## SET TASK
Work through the following lines and count those that hold the word "JSON". Reply with that number only.

## Extracted data entries
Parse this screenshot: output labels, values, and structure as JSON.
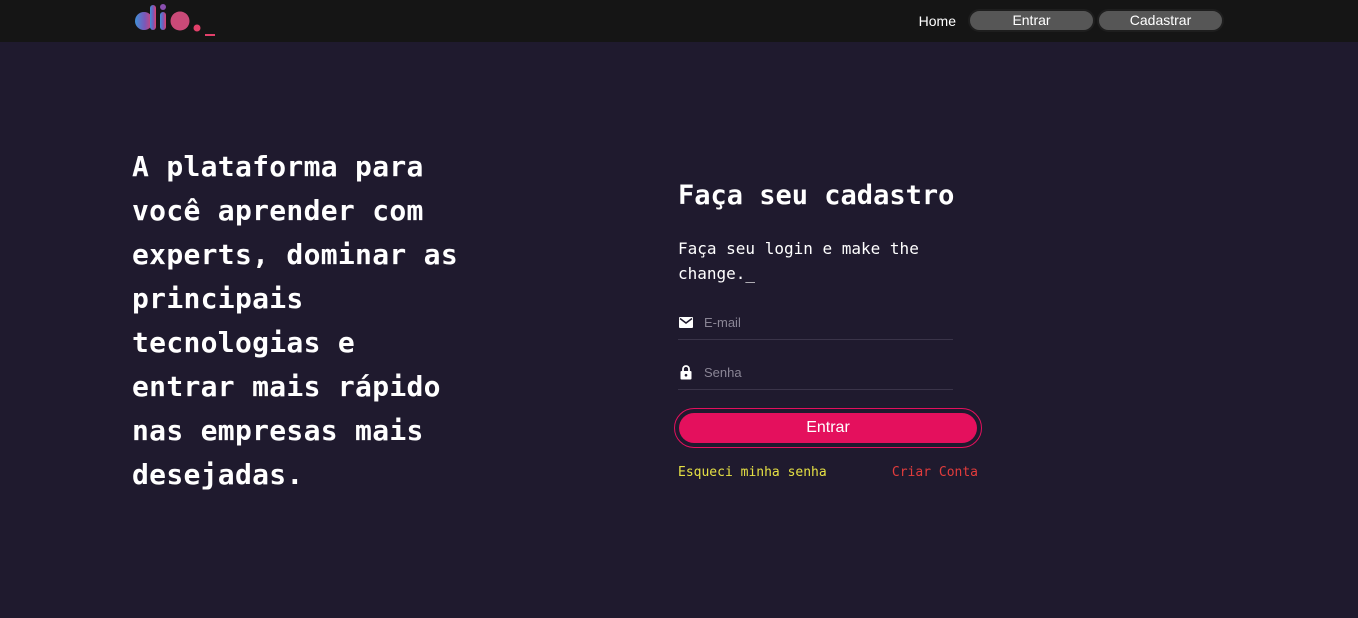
{
  "header": {
    "logo_text": "dio._",
    "nav": {
      "home_label": "Home",
      "enter_label": "Entrar",
      "signup_label": "Cadastrar"
    }
  },
  "hero": {
    "title": "A plataforma para você aprender com experts, dominar as principais tecnologias e entrar mais rápido nas empresas mais desejadas."
  },
  "form": {
    "title": "Faça seu cadastro",
    "subtitle": "Faça seu login e make the change._",
    "email_placeholder": "E-mail",
    "password_placeholder": "Senha",
    "submit_label": "Entrar",
    "forgot_label": "Esqueci minha senha",
    "create_label": "Criar Conta"
  },
  "colors": {
    "background": "#1f1a2e",
    "header": "#151515",
    "accent": "#e4105d",
    "forgot_link": "#e5e044",
    "create_link": "#e23c3c"
  },
  "icons": {
    "email": "mail-icon",
    "password": "lock-icon"
  }
}
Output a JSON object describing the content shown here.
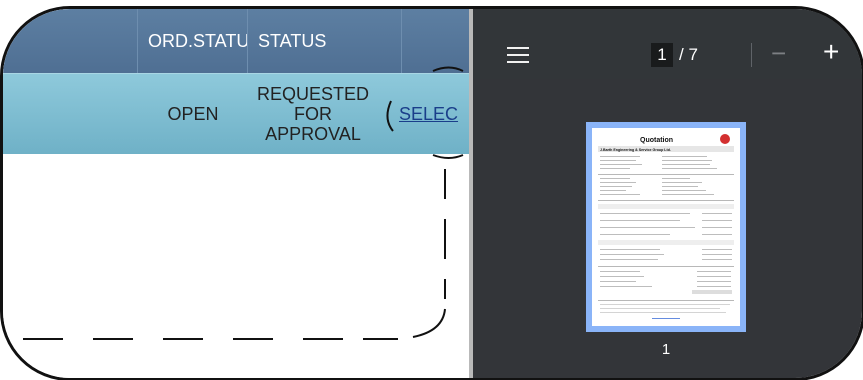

## EXERCISE SOLUTION
2